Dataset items
━━━

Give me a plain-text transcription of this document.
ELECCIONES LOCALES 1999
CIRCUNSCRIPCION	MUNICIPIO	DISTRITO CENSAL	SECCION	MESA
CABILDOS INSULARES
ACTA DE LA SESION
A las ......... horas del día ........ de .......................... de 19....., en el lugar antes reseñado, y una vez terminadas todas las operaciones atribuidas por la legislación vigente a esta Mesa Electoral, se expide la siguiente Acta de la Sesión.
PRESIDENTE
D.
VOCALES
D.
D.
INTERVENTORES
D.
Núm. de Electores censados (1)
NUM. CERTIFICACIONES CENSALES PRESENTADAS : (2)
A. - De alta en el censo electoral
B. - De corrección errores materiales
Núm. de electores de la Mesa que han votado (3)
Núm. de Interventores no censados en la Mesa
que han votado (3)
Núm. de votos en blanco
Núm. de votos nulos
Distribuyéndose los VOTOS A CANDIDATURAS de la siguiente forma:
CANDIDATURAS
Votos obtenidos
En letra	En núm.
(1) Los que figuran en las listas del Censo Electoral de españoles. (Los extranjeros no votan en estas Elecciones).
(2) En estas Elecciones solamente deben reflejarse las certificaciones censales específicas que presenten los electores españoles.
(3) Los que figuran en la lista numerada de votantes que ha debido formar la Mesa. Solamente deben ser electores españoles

━━━

Copy each line of the records that contains the word "deben".

§ **Output for this task**:
(2) En estas Elecciones solamente deben reflejarse las certificaciones censales específicas que presenten los electores españoles.
(3) Los que figuran en la lista numerada de votantes que ha debido formar la Mesa. Solamente deben ser electores españoles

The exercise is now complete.